## [INSTRUCTION]
Copy the data precisely, character for character, and leave out every picture.

## [INPUT MATERIAL]
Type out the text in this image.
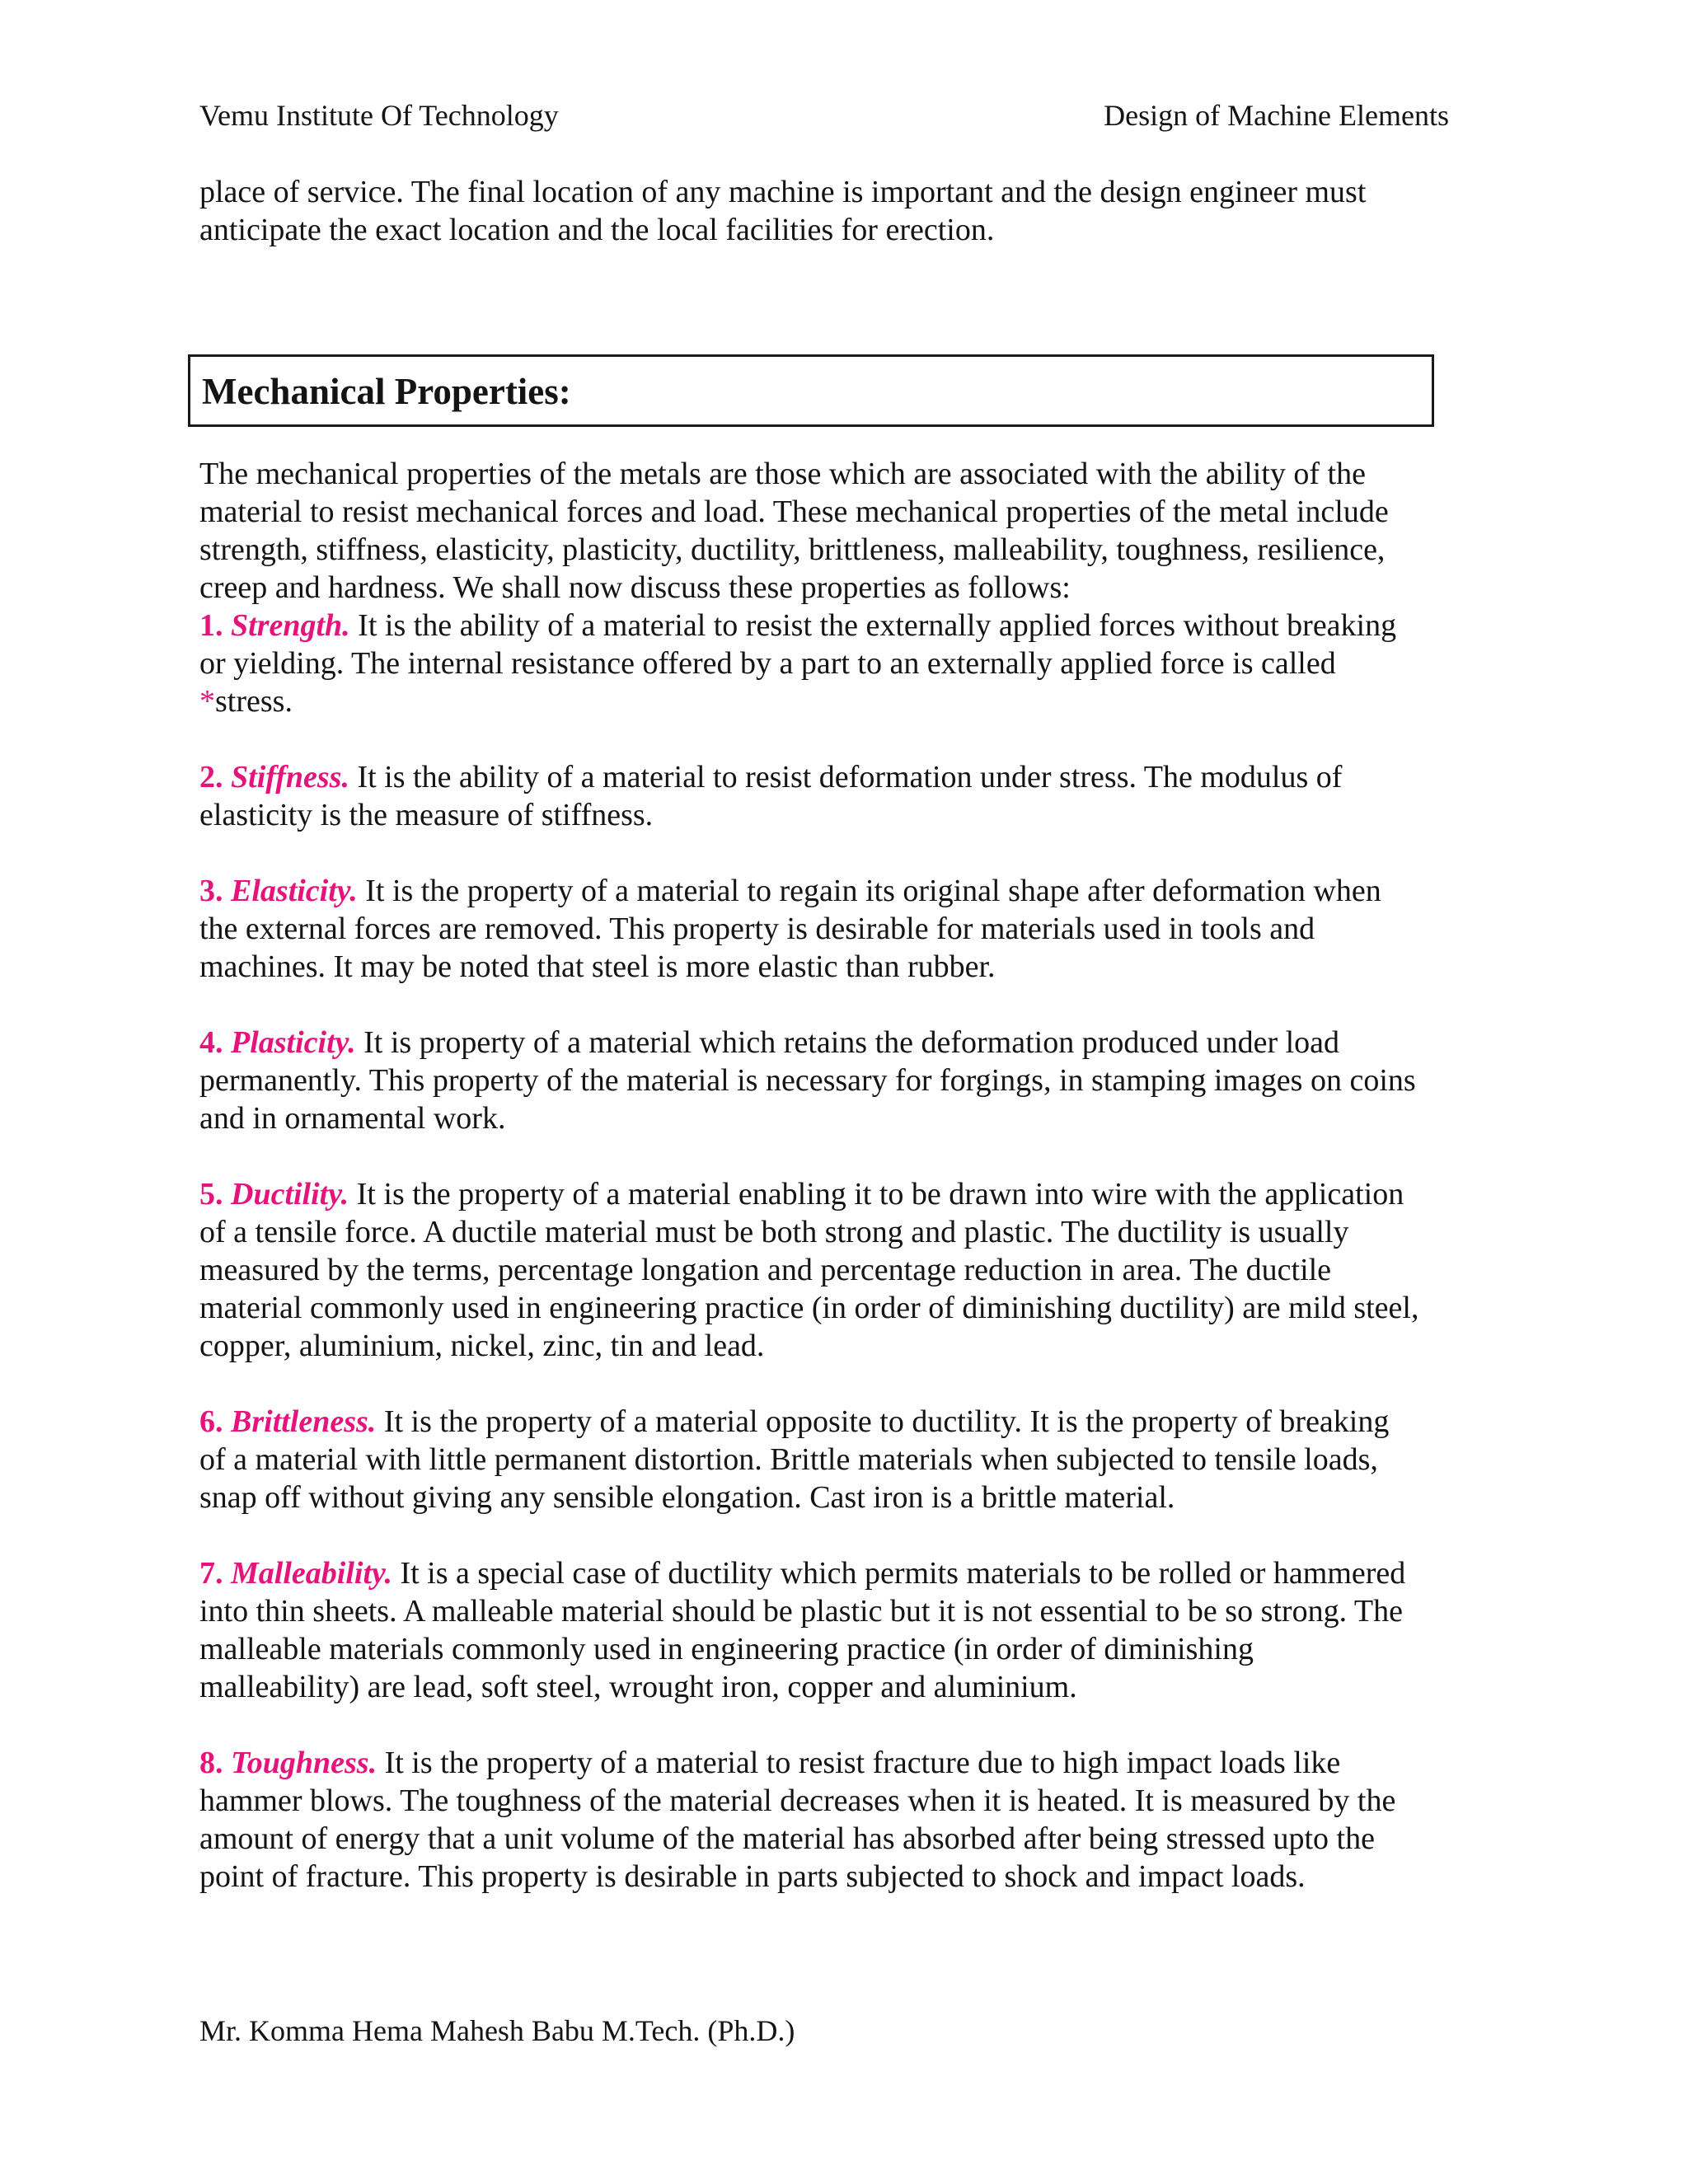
Vemu Institute Of Technology	Design of Machine Elements
place of service. The final location of any machine is important and the design engineer must
anticipate the exact location and the local facilities for erection.
Mechanical Properties:
The mechanical properties of the metals are those which are associated with the ability of the
material to resist mechanical forces and load. These mechanical properties of the metal include
strength, stiffness, elasticity, plasticity, ductility, brittleness, malleability, toughness, resilience,
creep and hardness. We shall now discuss these properties as follows:
1. Strength. It is the ability of a material to resist the externally applied forces without breaking
or yielding. The internal resistance offered by a part to an externally applied force is called
*stress.
2. Stiffness. It is the ability of a material to resist deformation under stress. The modulus of
elasticity is the measure of stiffness.
3. Elasticity. It is the property of a material to regain its original shape after deformation when
the external forces are removed. This property is desirable for materials used in tools and
machines. It may be noted that steel is more elastic than rubber.
4. Plasticity. It is property of a material which retains the deformation produced under load
permanently. This property of the material is necessary for forgings, in stamping images on coins
and in ornamental work.
5. Ductility. It is the property of a material enabling it to be drawn into wire with the application
of a tensile force. A ductile material must be both strong and plastic. The ductility is usually
measured by the terms, percentage longation and percentage reduction in area. The ductile
material commonly used in engineering practice (in order of diminishing ductility) are mild steel,
copper, aluminium, nickel, zinc, tin and lead.
6. Brittleness. It is the property of a material opposite to ductility. It is the property of breaking
of a material with little permanent distortion. Brittle materials when subjected to tensile loads,
snap off without giving any sensible elongation. Cast iron is a brittle material.
7. Malleability. It is a special case of ductility which permits materials to be rolled or hammered
into thin sheets. A malleable material should be plastic but it is not essential to be so strong. The
malleable materials commonly used in engineering practice (in order of diminishing
malleability) are lead, soft steel, wrought iron, copper and aluminium.
8. Toughness. It is the property of a material to resist fracture due to high impact loads like
hammer blows. The toughness of the material decreases when it is heated. It is measured by the
amount of energy that a unit volume of the material has absorbed after being stressed upto the
point of fracture. This property is desirable in parts subjected to shock and impact loads.
Mr. Komma Hema Mahesh Babu M.Tech. (Ph.D.)
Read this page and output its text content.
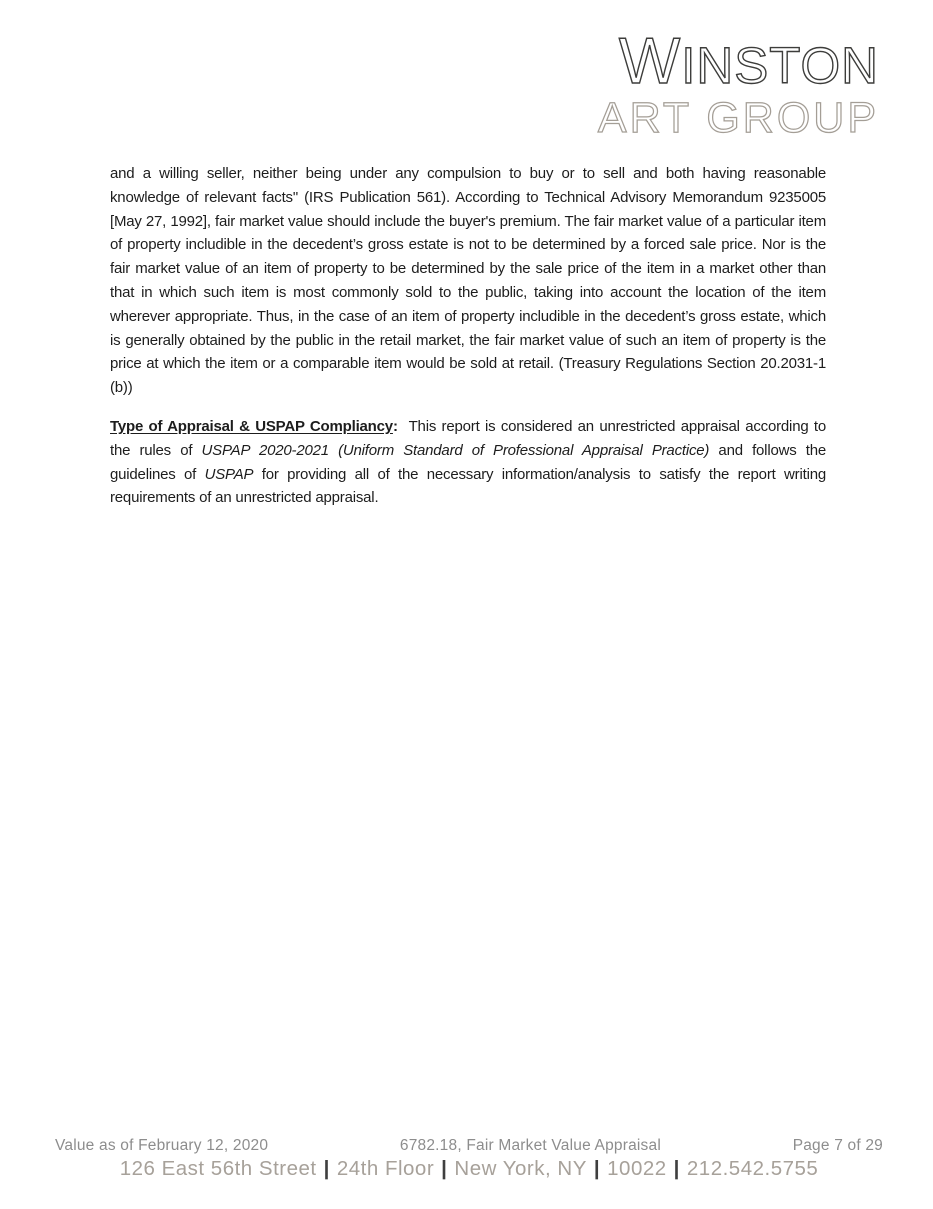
WINSTON
ART GROUP

and a willing seller, neither being under any compulsion to buy or to sell and both having reasonable knowledge of relevant facts" (IRS Publication 561). According to Technical Advisory Memorandum 9235005 [May 27, 1992], fair market value should include the buyer's premium. The fair market value of a particular item of property includible in the decedent’s gross estate is not to be determined by a forced sale price. Nor is the fair market value of an item of property to be determined by the sale price of the item in a market other than that in which such item is most commonly sold to the public, taking into account the location of the item wherever appropriate. Thus, in the case of an item of property includible in the decedent’s gross estate, which is generally obtained by the public in the retail market, the fair market value of such an item of property is the price at which the item or a comparable item would be sold at retail. (Treasury Regulations Section 20.2031-1 (b))

Type of Appraisal & USPAP Compliancy:  This report is considered an unrestricted appraisal according to the rules of USPAP 2020-2021 (Uniform Standard of Professional Appraisal Practice) and follows the guidelines of USPAP for providing all of the necessary information/analysis to satisfy the report writing requirements of an unrestricted appraisal.

Value as of February 12, 2020	6782.18, Fair Market Value Appraisal	Page 7 of 29
126 East 56th Street | 24th Floor | New York, NY | 10022 | 212.542.5755
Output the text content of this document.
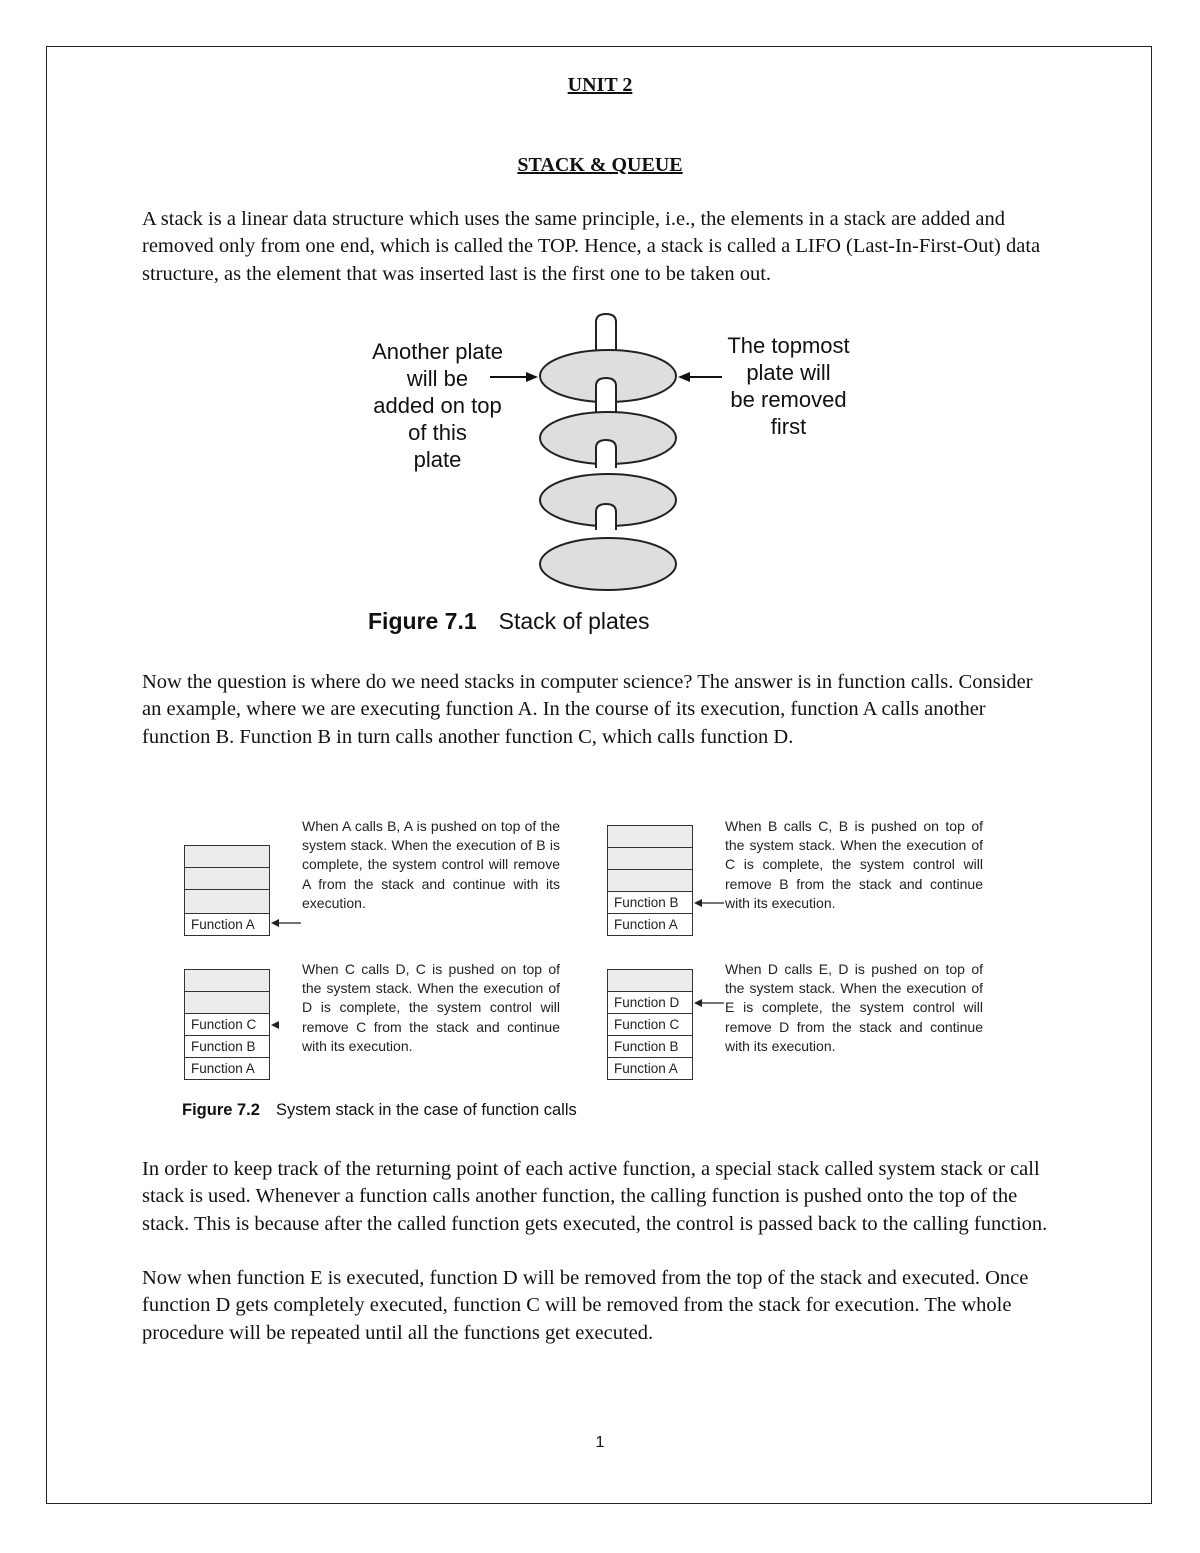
UNIT 2
STACK & QUEUE

A stack is a linear data structure which uses the same principle, i.e., the elements in a stack are added and removed only from one end, which is called the TOP. Hence, a stack is called a LIFO (Last-In-First-Out) data structure, as the element that was inserted last is the first one to be taken out.

Another plate
will be
added on top
of this
plate
The topmost
plate will
be removed
first
Figure 7.1 Stack of plates

Now the question is where do we need stacks in computer science? The answer is in function calls. Consider an example, where we are executing function A. In the course of its execution, function A calls another function B. Function B in turn calls another function C, which calls function D.

Function A
When A calls B, A is pushed on top of the system stack. When the execution of B is complete, the system control will remove A from the stack and continue with its execution.	Function B
Function A
When B calls C, B is pushed on top of the system stack. When the execution of C is complete, the system control will remove B from the stack and continue with its execution.
Function C
Function B
Function A
When C calls D, C is pushed on top of the system stack. When the execution of D is complete, the system control will remove C from the stack and continue with its execution.
Function D
Function C
Function B
Function A
When D calls E, D is pushed on top of the system stack. When the execution of E is complete, the system control will remove D from the stack and continue with its execution.
Figure 7.2 System stack in the case of function calls

In order to keep track of the returning point of each active function, a special stack called system stack or call stack is used. Whenever a function calls another function, the calling function is pushed onto the top of the stack. This is because after the called function gets executed, the control is passed back to the calling function.

Now when function E is executed, function D will be removed from the top of the stack and executed. Once function D gets completely executed, function C will be removed from the stack for execution. The whole procedure will be repeated until all the functions get executed.

1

## [SOLVED PROBLEM]
Type out the text in this image.
Vemu Institute Of Technology	Design of Machine Elements
place of service. The final location of any machine is important and the design engineer must
anticipate the exact location and the local facilities for erection.
Mechanical Properties:
The mechanical properties of the metals are those which are associated with the ability of the
material to resist mechanical forces and load. These mechanical properties of the metal include
strength, stiffness, elasticity, plasticity, ductility, brittleness, malleability, toughness, resilience,
creep and hardness. We shall now discuss these properties as follows:
1. Strength. It is the ability of a material to resist the externally applied forces without breaking
or yielding. The internal resistance offered by a part to an externally applied force is called
*stress.
2. Stiffness. It is the ability of a material to resist deformation under stress. The modulus of
elasticity is the measure of stiffness.
3. Elasticity. It is the property of a material to regain its original shape after deformation when
the external forces are removed. This property is desirable for materials used in tools and
machines. It may be noted that steel is more elastic than rubber.
4. Plasticity. It is property of a material which retains the deformation produced under load
permanently. This property of the material is necessary for forgings, in stamping images on coins
and in ornamental work.
5. Ductility. It is the property of a material enabling it to be drawn into wire with the application
of a tensile force. A ductile material must be both strong and plastic. The ductility is usually
measured by the terms, percentage longation and percentage reduction in area. The ductile
material commonly used in engineering practice (in order of diminishing ductility) are mild steel,
copper, aluminium, nickel, zinc, tin and lead.
6. Brittleness. It is the property of a material opposite to ductility. It is the property of breaking
of a material with little permanent distortion. Brittle materials when subjected to tensile loads,
snap off without giving any sensible elongation. Cast iron is a brittle material.
7. Malleability. It is a special case of ductility which permits materials to be rolled or hammered
into thin sheets. A malleable material should be plastic but it is not essential to be so strong. The
malleable materials commonly used in engineering practice (in order of diminishing
malleability) are lead, soft steel, wrought iron, copper and aluminium.
8. Toughness. It is the property of a material to resist fracture due to high impact loads like
hammer blows. The toughness of the material decreases when it is heated. It is measured by the
amount of energy that a unit volume of the material has absorbed after being stressed upto the
point of fracture. This property is desirable in parts subjected to shock and impact loads.
Mr. Komma Hema Mahesh Babu M.Tech. (Ph.D.)
Read this page and output its text content.
WINSTON
ART GROUP

and a willing seller, neither being under any compulsion to buy or to sell and both having reasonable knowledge of relevant facts" (IRS Publication 561). According to Technical Advisory Memorandum 9235005 [May 27, 1992], fair market value should include the buyer's premium. The fair market value of a particular item of property includible in the decedent’s gross estate is not to be determined by a forced sale price. Nor is the fair market value of an item of property to be determined by the sale price of the item in a market other than that in which such item is most commonly sold to the public, taking into account the location of the item wherever appropriate. Thus, in the case of an item of property includible in the decedent’s gross estate, which is generally obtained by the public in the retail market, the fair market value of such an item of property is the price at which the item or a comparable item would be sold at retail. (Treasury Regulations Section 20.2031-1 (b))

Type of Appraisal & USPAP Compliancy:  This report is considered an unrestricted appraisal according to the rules of USPAP 2020-2021 (Uniform Standard of Professional Appraisal Practice) and follows the guidelines of USPAP for providing all of the necessary information/analysis to satisfy the report writing requirements of an unrestricted appraisal.

Value as of February 12, 2020	6782.18, Fair Market Value Appraisal	Page 7 of 29
126 East 56th Street | 24th Floor | New York, NY | 10022 | 212.542.5755
Output the text content of this document.
UNIT 2
STACK & QUEUE

A stack is a linear data structure which uses the same principle, i.e., the elements in a stack are added and removed only from one end, which is called the TOP. Hence, a stack is called a LIFO (Last-In-First-Out) data structure, as the element that was inserted last is the first one to be taken out.

Another plate
will be
added on top
of this
plate
The topmost
plate will
be removed
first
Figure 7.1 Stack of plates

Now the question is where do we need stacks in computer science? The answer is in function calls. Consider an example, where we are executing function A. In the course of its execution, function A calls another function B. Function B in turn calls another function C, which calls function D.

Function A
When A calls B, A is pushed on top of the system stack. When the execution of B is complete, the system control will remove A from the stack and continue with its execution.	Function B
Function A
When B calls C, B is pushed on top of the system stack. When the execution of C is complete, the system control will remove B from the stack and continue with its execution.
Function C
Function B
Function A
When C calls D, C is pushed on top of the system stack. When the execution of D is complete, the system control will remove C from the stack and continue with its execution.
Function D
Function C
Function B
Function A
When D calls E, D is pushed on top of the system stack. When the execution of E is complete, the system control will remove D from the stack and continue with its execution.
Figure 7.2 System stack in the case of function calls

In order to keep track of the returning point of each active function, a special stack called system stack or call stack is used. Whenever a function calls another function, the calling function is pushed onto the top of the stack. This is because after the called function gets executed, the control is passed back to the calling function.

Now when function E is executed, function D will be removed from the top of the stack and executed. Once function D gets completely executed, function C will be removed from the stack for execution. The whole procedure will be repeated until all the functions get executed.

1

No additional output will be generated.